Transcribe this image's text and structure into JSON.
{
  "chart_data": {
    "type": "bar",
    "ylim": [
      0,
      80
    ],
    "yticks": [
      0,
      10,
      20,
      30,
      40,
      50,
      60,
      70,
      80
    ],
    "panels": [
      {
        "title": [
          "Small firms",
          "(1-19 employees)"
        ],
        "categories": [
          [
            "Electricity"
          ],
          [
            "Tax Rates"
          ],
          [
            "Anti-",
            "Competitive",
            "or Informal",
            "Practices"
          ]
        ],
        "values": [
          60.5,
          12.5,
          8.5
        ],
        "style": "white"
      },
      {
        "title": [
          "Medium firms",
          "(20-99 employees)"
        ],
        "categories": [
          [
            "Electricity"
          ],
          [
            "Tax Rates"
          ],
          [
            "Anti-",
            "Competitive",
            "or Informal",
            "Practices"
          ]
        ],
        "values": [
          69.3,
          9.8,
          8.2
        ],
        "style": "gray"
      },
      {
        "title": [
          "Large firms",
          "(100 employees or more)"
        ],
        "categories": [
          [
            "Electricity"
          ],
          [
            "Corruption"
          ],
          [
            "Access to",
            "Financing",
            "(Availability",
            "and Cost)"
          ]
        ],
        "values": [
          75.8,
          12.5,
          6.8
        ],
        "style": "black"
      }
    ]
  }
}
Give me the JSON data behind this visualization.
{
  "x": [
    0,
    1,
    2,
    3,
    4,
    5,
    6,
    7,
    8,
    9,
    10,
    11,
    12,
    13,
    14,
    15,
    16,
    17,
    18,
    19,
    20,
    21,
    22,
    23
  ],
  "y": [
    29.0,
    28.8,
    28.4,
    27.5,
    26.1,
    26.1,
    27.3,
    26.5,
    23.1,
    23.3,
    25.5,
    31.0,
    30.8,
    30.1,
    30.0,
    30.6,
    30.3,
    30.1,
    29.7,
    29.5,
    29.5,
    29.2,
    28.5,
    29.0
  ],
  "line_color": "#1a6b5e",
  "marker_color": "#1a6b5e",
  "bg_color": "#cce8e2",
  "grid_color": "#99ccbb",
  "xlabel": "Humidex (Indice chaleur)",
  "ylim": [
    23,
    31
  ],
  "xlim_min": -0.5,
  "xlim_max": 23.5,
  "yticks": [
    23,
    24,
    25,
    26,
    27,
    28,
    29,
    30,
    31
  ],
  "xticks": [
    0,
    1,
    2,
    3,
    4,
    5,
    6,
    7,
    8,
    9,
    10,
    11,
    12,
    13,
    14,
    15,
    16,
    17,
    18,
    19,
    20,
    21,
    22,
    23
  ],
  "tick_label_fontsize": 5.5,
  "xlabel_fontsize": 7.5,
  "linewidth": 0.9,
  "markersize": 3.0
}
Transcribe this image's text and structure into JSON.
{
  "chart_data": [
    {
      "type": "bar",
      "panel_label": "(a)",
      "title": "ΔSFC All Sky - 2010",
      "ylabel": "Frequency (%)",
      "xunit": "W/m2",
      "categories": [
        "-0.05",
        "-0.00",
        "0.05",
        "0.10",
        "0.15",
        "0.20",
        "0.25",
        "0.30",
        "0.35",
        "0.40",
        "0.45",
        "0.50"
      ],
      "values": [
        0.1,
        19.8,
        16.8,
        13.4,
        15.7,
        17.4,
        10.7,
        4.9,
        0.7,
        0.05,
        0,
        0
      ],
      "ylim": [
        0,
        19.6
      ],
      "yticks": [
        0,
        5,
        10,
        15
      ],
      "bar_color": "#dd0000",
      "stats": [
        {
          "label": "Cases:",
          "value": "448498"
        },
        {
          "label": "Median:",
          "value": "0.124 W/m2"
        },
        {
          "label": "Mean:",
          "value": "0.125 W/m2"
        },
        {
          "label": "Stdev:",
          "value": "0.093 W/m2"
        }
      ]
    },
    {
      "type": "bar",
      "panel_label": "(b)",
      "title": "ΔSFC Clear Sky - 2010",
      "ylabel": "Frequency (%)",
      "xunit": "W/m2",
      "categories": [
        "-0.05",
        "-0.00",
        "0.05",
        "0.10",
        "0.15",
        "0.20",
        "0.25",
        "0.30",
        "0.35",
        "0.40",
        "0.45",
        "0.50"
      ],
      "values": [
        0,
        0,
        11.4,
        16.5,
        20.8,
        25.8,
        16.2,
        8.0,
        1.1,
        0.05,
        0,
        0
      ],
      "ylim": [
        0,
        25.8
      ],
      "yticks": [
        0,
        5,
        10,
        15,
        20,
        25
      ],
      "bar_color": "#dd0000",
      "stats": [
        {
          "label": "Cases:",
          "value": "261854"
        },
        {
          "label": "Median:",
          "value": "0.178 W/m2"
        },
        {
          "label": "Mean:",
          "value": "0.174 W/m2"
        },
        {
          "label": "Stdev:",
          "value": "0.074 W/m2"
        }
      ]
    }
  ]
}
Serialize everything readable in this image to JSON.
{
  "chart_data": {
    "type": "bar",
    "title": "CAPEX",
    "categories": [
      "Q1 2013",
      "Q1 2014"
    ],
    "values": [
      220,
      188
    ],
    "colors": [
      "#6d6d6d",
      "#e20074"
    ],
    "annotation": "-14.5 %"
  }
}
========================================
PROBLEM REQUIREMENTS – Each line of the material above must be retyped precisely.

ANSWER BELOW –
Transcribe this image's text and structure into JSON.
{
  "chart_data": {
    "type": "bar",
    "ylim": [
      0,
      80
    ],
    "yticks": [
      0,
      10,
      20,
      30,
      40,
      50,
      60,
      70,
      80
    ],
    "panels": [
      {
        "title": [
          "Small firms",
          "(1-19 employees)"
        ],
        "categories": [
          [
            "Electricity"
          ],
          [
            "Tax Rates"
          ],
          [
            "Anti-",
            "Competitive",
            "or Informal",
            "Practices"
          ]
        ],
        "values": [
          60.5,
          12.5,
          8.5
        ],
        "style": "white"
      },
      {
        "title": [
          "Medium firms",
          "(20-99 employees)"
        ],
        "categories": [
          [
            "Electricity"
          ],
          [
            "Tax Rates"
          ],
          [
            "Anti-",
            "Competitive",
            "or Informal",
            "Practices"
          ]
        ],
        "values": [
          69.3,
          9.8,
          8.2
        ],
        "style": "gray"
      },
      {
        "title": [
          "Large firms",
          "(100 employees or more)"
        ],
        "categories": [
          [
            "Electricity"
          ],
          [
            "Corruption"
          ],
          [
            "Access to",
            "Financing",
            "(Availability",
            "and Cost)"
          ]
        ],
        "values": [
          75.8,
          12.5,
          6.8
        ],
        "style": "black"
      }
    ]
  }
}
Give me the JSON data behind this visualization.
{
  "x": [
    0,
    1,
    2,
    3,
    4,
    5,
    6,
    7,
    8,
    9,
    10,
    11,
    12,
    13,
    14,
    15,
    16,
    17,
    18,
    19,
    20,
    21,
    22,
    23
  ],
  "y": [
    29.0,
    28.8,
    28.4,
    27.5,
    26.1,
    26.1,
    27.3,
    26.5,
    23.1,
    23.3,
    25.5,
    31.0,
    30.8,
    30.1,
    30.0,
    30.6,
    30.3,
    30.1,
    29.7,
    29.5,
    29.5,
    29.2,
    28.5,
    29.0
  ],
  "line_color": "#1a6b5e",
  "marker_color": "#1a6b5e",
  "bg_color": "#cce8e2",
  "grid_color": "#99ccbb",
  "xlabel": "Humidex (Indice chaleur)",
  "ylim": [
    23,
    31
  ],
  "xlim_min": -0.5,
  "xlim_max": 23.5,
  "yticks": [
    23,
    24,
    25,
    26,
    27,
    28,
    29,
    30,
    31
  ],
  "xticks": [
    0,
    1,
    2,
    3,
    4,
    5,
    6,
    7,
    8,
    9,
    10,
    11,
    12,
    13,
    14,
    15,
    16,
    17,
    18,
    19,
    20,
    21,
    22,
    23
  ],
  "tick_label_fontsize": 5.5,
  "xlabel_fontsize": 7.5,
  "linewidth": 0.9,
  "markersize": 3.0
}
Transcribe this image's text and structure into JSON.
{
  "chart_data": [
    {
      "type": "bar",
      "panel_label": "(a)",
      "title": "ΔSFC All Sky - 2010",
      "ylabel": "Frequency (%)",
      "xunit": "W/m2",
      "categories": [
        "-0.05",
        "-0.00",
        "0.05",
        "0.10",
        "0.15",
        "0.20",
        "0.25",
        "0.30",
        "0.35",
        "0.40",
        "0.45",
        "0.50"
      ],
      "values": [
        0.1,
        19.8,
        16.8,
        13.4,
        15.7,
        17.4,
        10.7,
        4.9,
        0.7,
        0.05,
        0,
        0
      ],
      "ylim": [
        0,
        19.6
      ],
      "yticks": [
        0,
        5,
        10,
        15
      ],
      "bar_color": "#dd0000",
      "stats": [
        {
          "label": "Cases:",
          "value": "448498"
        },
        {
          "label": "Median:",
          "value": "0.124 W/m2"
        },
        {
          "label": "Mean:",
          "value": "0.125 W/m2"
        },
        {
          "label": "Stdev:",
          "value": "0.093 W/m2"
        }
      ]
    },
    {
      "type": "bar",
      "panel_label": "(b)",
      "title": "ΔSFC Clear Sky - 2010",
      "ylabel": "Frequency (%)",
      "xunit": "W/m2",
      "categories": [
        "-0.05",
        "-0.00",
        "0.05",
        "0.10",
        "0.15",
        "0.20",
        "0.25",
        "0.30",
        "0.35",
        "0.40",
        "0.45",
        "0.50"
      ],
      "values": [
        0,
        0,
        11.4,
        16.5,
        20.8,
        25.8,
        16.2,
        8.0,
        1.1,
        0.05,
        0,
        0
      ],
      "ylim": [
        0,
        25.8
      ],
      "yticks": [
        0,
        5,
        10,
        15,
        20,
        25
      ],
      "bar_color": "#dd0000",
      "stats": [
        {
          "label": "Cases:",
          "value": "261854"
        },
        {
          "label": "Median:",
          "value": "0.178 W/m2"
        },
        {
          "label": "Mean:",
          "value": "0.174 W/m2"
        },
        {
          "label": "Stdev:",
          "value": "0.074 W/m2"
        }
      ]
    }
  ]
}
Serialize everything readable in this image to JSON.
{
  "chart_data": {
    "type": "bar",
    "title": "CAPEX",
    "categories": [
      "Q1 2013",
      "Q1 2014"
    ],
    "values": [
      220,
      188
    ],
    "colors": [
      "#6d6d6d",
      "#e20074"
    ],
    "annotation": "-14.5 %"
  }
}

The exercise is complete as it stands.